*WHAT YOU HAVE TO DO*. Find each line with the string "далее" and report it.
DATA SUPPLIED start
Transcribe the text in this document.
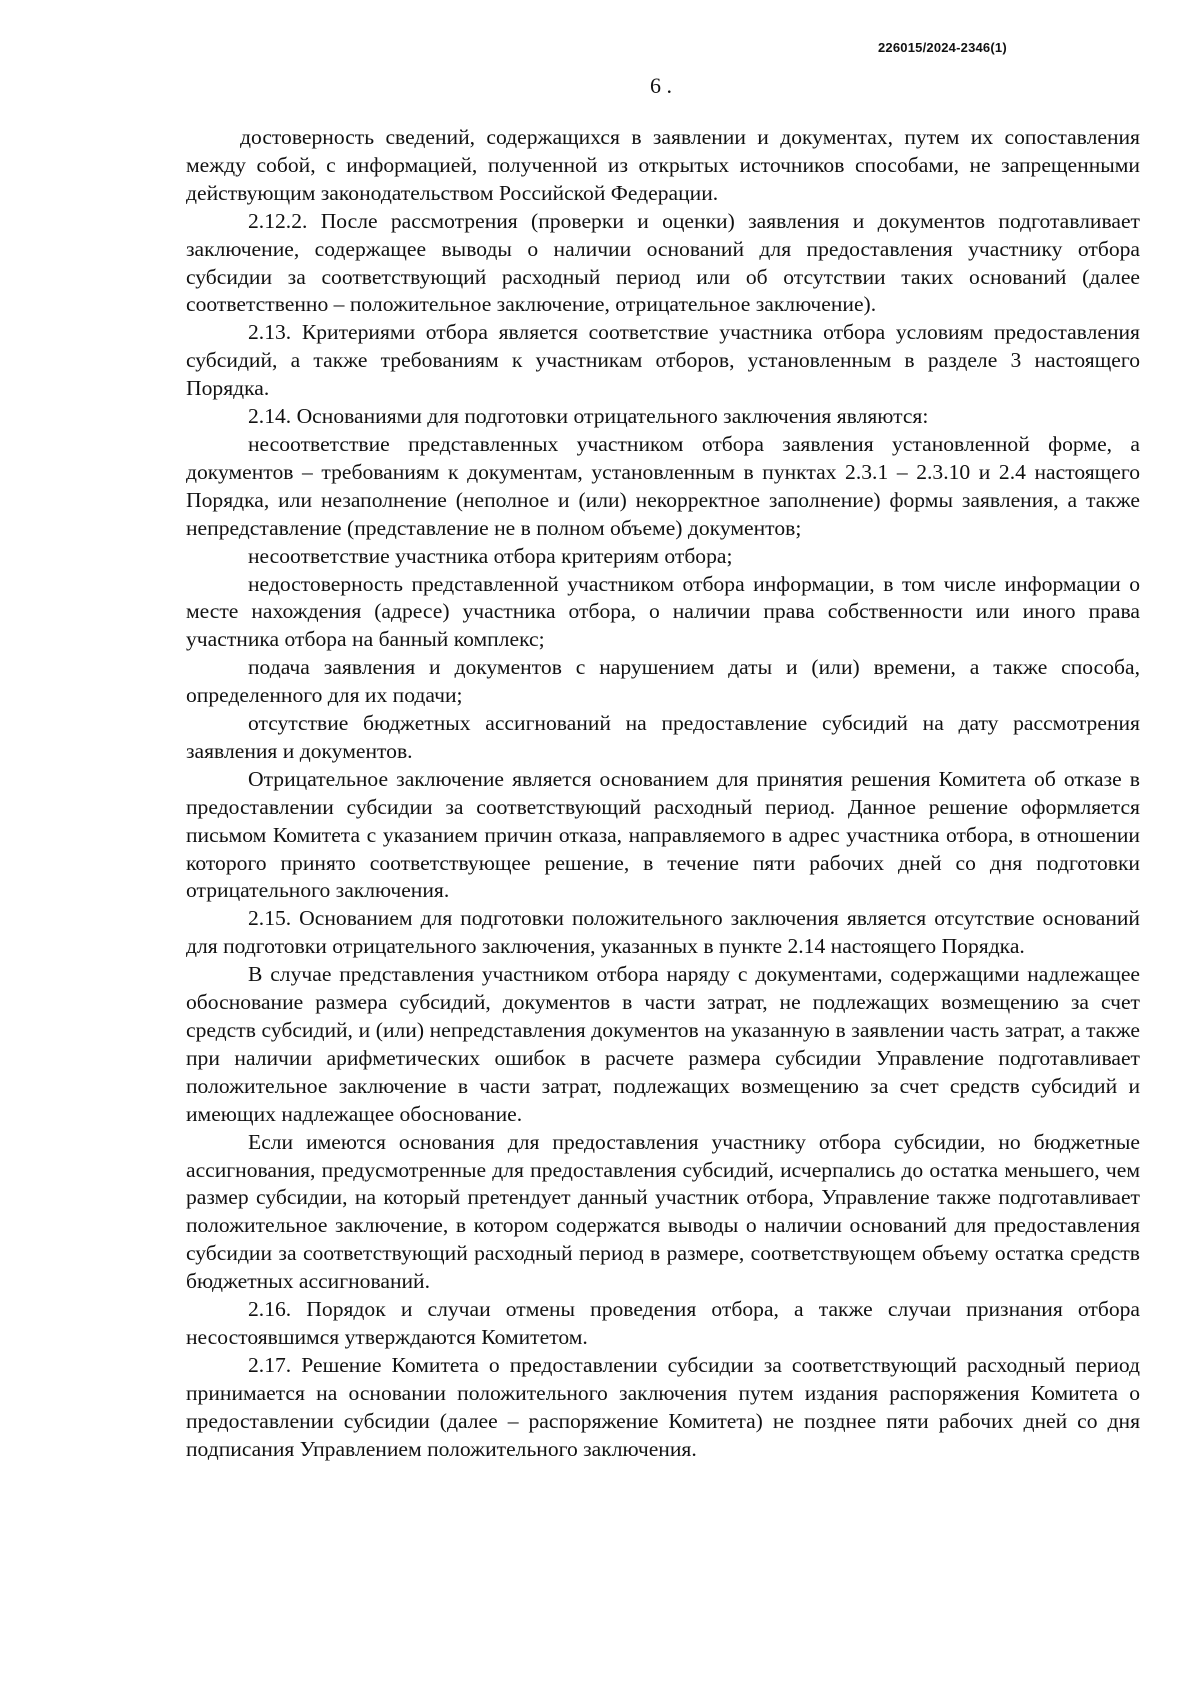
226015/2024-2346(1)
6 .

достоверность сведений, содержащихся в заявлении и документах, путем их сопоставления между собой, с информацией, полученной из открытых источников способами, не запрещенными действующим законодательством Российской Федерации.

2.12.2. После рассмотрения (проверки и оценки) заявления и документов подготавливает заключение, содержащее выводы о наличии оснований для предоставления участнику отбора субсидии за соответствующий расходный период или об отсутствии таких оснований (далее соответственно – положительное заключение, отрицательное заключение).

2.13. Критериями отбора является соответствие участника отбора условиям предоставления субсидий, а также требованиям к участникам отборов, установленным в разделе 3 настоящего Порядка.

2.14. Основаниями для подготовки отрицательного заключения являются:

несоответствие представленных участником отбора заявления установленной форме, а документов – требованиям к документам, установленным в пунктах 2.3.1 – 2.3.10 и 2.4 настоящего Порядка, или незаполнение (неполное и (или) некорректное заполнение) формы заявления, а также непредставление (представление не в полном объеме) документов;

несоответствие участника отбора критериям отбора;

недостоверность представленной участником отбора информации, в том числе информации о месте нахождения (адресе) участника отбора, о наличии права собственности или иного права участника отбора на банный комплекс;

подача заявления и документов с нарушением даты и (или) времени, а также способа, определенного для их подачи;

отсутствие бюджетных ассигнований на предоставление субсидий на дату рассмотрения заявления и документов.

Отрицательное заключение является основанием для принятия решения Комитета об отказе в предоставлении субсидии за соответствующий расходный период. Данное решение оформляется письмом Комитета с указанием причин отказа, направляемого в адрес участника отбора, в отношении которого принято соответствующее решение, в течение пяти рабочих дней со дня подготовки отрицательного заключения.

2.15. Основанием для подготовки положительного заключения является отсутствие оснований для подготовки отрицательного заключения, указанных в пункте 2.14 настоящего Порядка.

В случае представления участником отбора наряду с документами, содержащими надлежащее обоснование размера субсидий, документов в части затрат, не подлежащих возмещению за счет средств субсидий, и (или) непредставления документов на указанную в заявлении часть затрат, а также при наличии арифметических ошибок в расчете размера субсидии Управление подготавливает положительное заключение в части затрат, подлежащих возмещению за счет средств субсидий и имеющих надлежащее обоснование.

Если имеются основания для предоставления участнику отбора субсидии, но бюджетные ассигнования, предусмотренные для предоставления субсидий, исчерпались до остатка меньшего, чем размер субсидии, на который претендует данный участник отбора, Управление также подготавливает положительное заключение, в котором содержатся выводы о наличии оснований для предоставления субсидии за соответствующий расходный период в размере, соответствующем объему остатка средств бюджетных ассигнований.

2.16. Порядок и случаи отмены проведения отбора, а также случаи признания отбора несостоявшимся утверждаются Комитетом.

2.17. Решение Комитета о предоставлении субсидии за соответствующий расходный период принимается на основании положительного заключения путем издания распоряжения Комитета о предоставлении субсидии (далее – распоряжение Комитета) не позднее пяти рабочих дней со дня подписания Управлением положительного заключения.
DATA SUPPLIED end
*SOLUTION*.
2.12.2. После рассмотрения (проверки и оценки) заявления и документов подготавливает заключение, содержащее выводы о наличии оснований для предоставления участнику отбора субсидии за соответствующий расходный период или об отсутствии таких оснований (далее соответственно – положительное заключение, отрицательное заключение).
2.17. Решение Комитета о предоставлении субсидии за соответствующий расходный период принимается на основании положительного заключения путем издания распоряжения Комитета о предоставлении субсидии (далее – распоряжение Комитета) не позднее пяти рабочих дней со дня подписания Управлением положительного заключения.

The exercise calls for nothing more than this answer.